--- start of Entries provided ---
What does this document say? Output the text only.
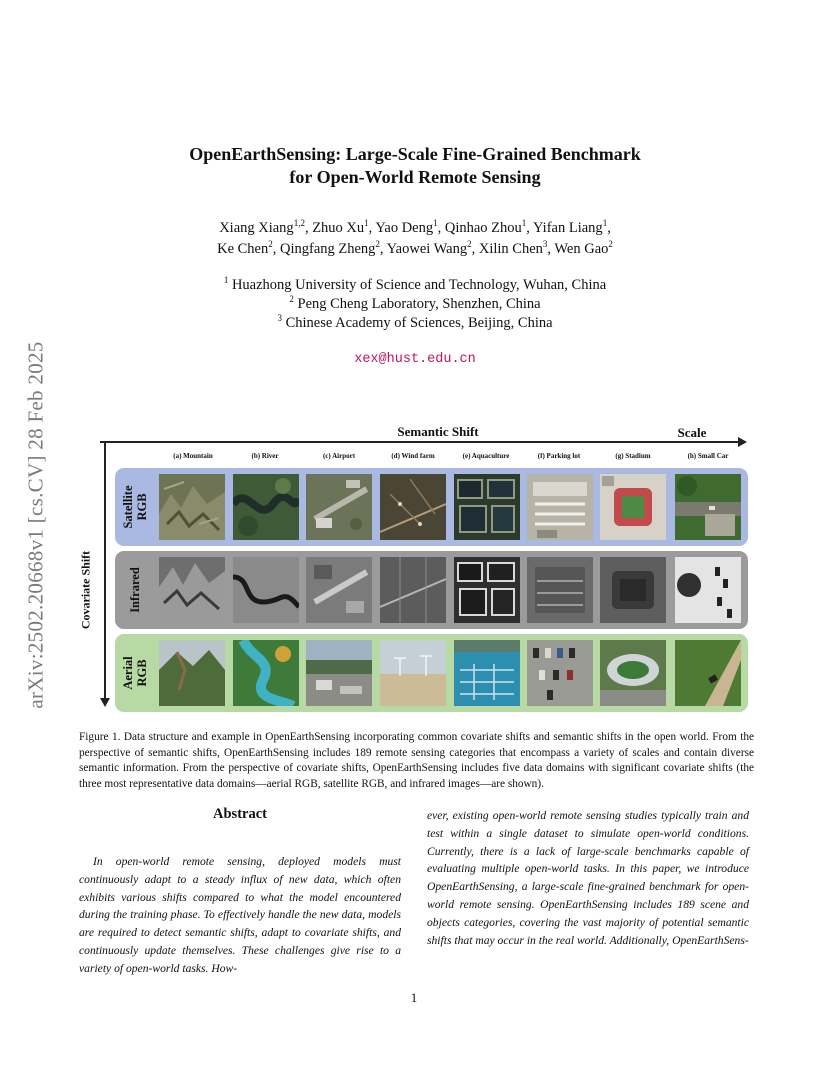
arXiv:2502.20668v1 [cs.CV] 28 Feb 2025
OpenEarthSensing: Large-Scale Fine-Grained Benchmark
for Open-World Remote Sensing
Xiang Xiang$^{1,2}$, Zhuo Xu$^1$, Yao Deng$^1$, Qinhao Zhou$^1$, Yifan Liang$^1$,
Ke Chen$^2$, Qingfang Zheng$^2$, Yaowei Wang$^2$, Xilin Chen$^3$, Wen Gao$^2$
$^1$ Huazhong University of Science and Technology, Wuhan, China
$^2$ Peng Cheng Laboratory, Shenzhen, China
$^3$ Chinese Academy of Sciences, Beijing, China
xex@hust.edu.cn
Semantic Shift	Scale
Covariate Shift
(a) Mountain	(b) River	(c) Airport	(d) Wind farm	(e) Aquaculture	(f) Parking lot	(g) Stadium	(h) Small Car
Satellite
RGB
Infrared
Aerial
RGB
Figure 1. Data structure and example in OpenEarthSensing incorporating common covariate shifts and semantic shifts in the open world. From the perspective of semantic shifts, OpenEarthSensing includes 189 remote sensing categories that encompass a variety of scales and contain diverse semantic information. From the perspective of covariate shifts, OpenEarthSensing includes five data domains with significant covariate shifts (the three most representative data domains—aerial RGB, satellite RGB, and infrared images—are shown).
Abstract
In open-world remote sensing, deployed models must continuously adapt to a steady influx of new data, which often exhibits various shifts compared to what the model encountered during the training phase. To effectively handle the new data, models are required to detect semantic shifts, adapt to covariate shifts, and continuously update themselves. These challenges give rise to a variety of open-world tasks. How-
ever, existing open-world remote sensing studies typically train and test within a single dataset to simulate open-world conditions. Currently, there is a lack of large-scale benchmarks capable of evaluating multiple open-world tasks. In this paper, we introduce OpenEarthSensing, a large-scale fine-grained benchmark for open-world remote sensing. OpenEarthSensing includes 189 scene and objects categories, covering the vast majority of potential semantic shifts that may occur in the real world. Additionally, OpenEarthSens-
1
--- end of Entries provided ---
Problem statement: In the lines above, find each one with "China" and list it.

Answer to this problem:
$^1$ Huazhong University of Science and Technology, Wuhan, China
$^2$ Peng Cheng Laboratory, Shenzhen, China
$^3$ Chinese Academy of Sciences, Beijing, China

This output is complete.